== Dataset excerpts ==
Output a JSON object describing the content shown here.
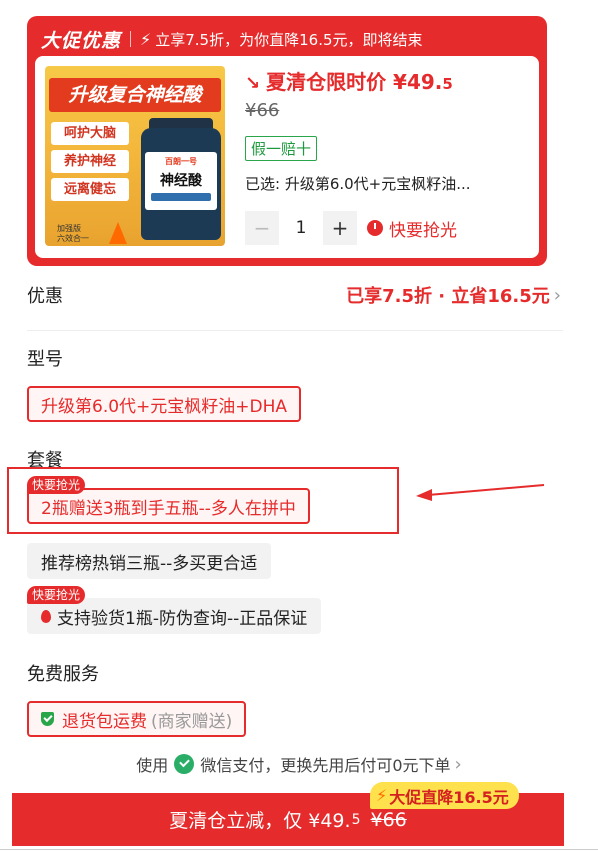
{
  "promo": {
    "logo": "大促优惠",
    "headline": "立享7.5折，为你直降16.5元，即将结束",
    "image": {
      "title": "升级复合神经酸",
      "tags": [
        "呵护大脑",
        "养护神经",
        "远离健忘"
      ],
      "small_text": "加强版\n六效合一",
      "bottle_top": "百朗一号",
      "bottle_main": "神经酸"
    },
    "limited_label": "夏清仓限时价 ¥49.",
    "limited_cents": "5",
    "old_price": "¥66",
    "guarantee": "假一赔十",
    "selected": "已选: 升级第6.0代+元宝枫籽油...",
    "qty": "1",
    "minus": "−",
    "plus": "+",
    "sellout": "快要抢光"
  },
  "discount": {
    "label": "优惠",
    "value": "已享7.5折 · 立省16.5元"
  },
  "model": {
    "title": "型号",
    "option": "升级第6.0代+元宝枫籽油+DHA"
  },
  "package": {
    "title": "套餐",
    "options": [
      {
        "label": "2瓶赠送3瓶到手五瓶--多人在拼中",
        "tag": "快要抢光"
      },
      {
        "label": "推荐榜热销三瓶--多买更合适",
        "tag": ""
      },
      {
        "label": "支持验货1瓶-防伪查询--正品保证",
        "tag": "快要抢光"
      }
    ]
  },
  "service": {
    "title": "免费服务",
    "label": "退货包运费",
    "note": "(商家赠送)"
  },
  "pay": {
    "prefix": "使用",
    "text": "微信支付，更换先用后付可0元下单"
  },
  "buy": {
    "label": "夏清仓立减，仅 ¥49.",
    "cents": "5",
    "old": "¥66",
    "badge": "大促直降16.5元"
  },
  "colors": {
    "accent": "#e52b2b",
    "green": "#2aa64a",
    "badge_yellow": "#ffe14d"
  }
}
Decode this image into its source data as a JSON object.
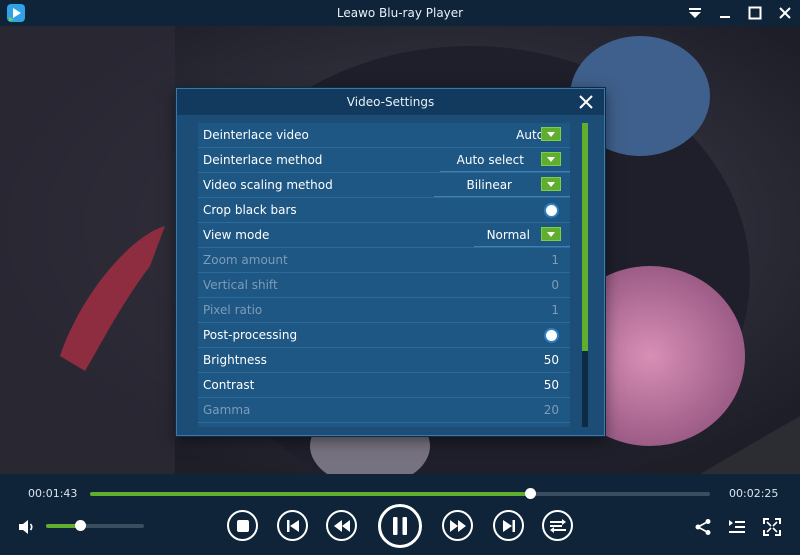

== Exercise description ==
Report only the number of lines that hold the word "元宝枫籽油".

== Exercise output ==
2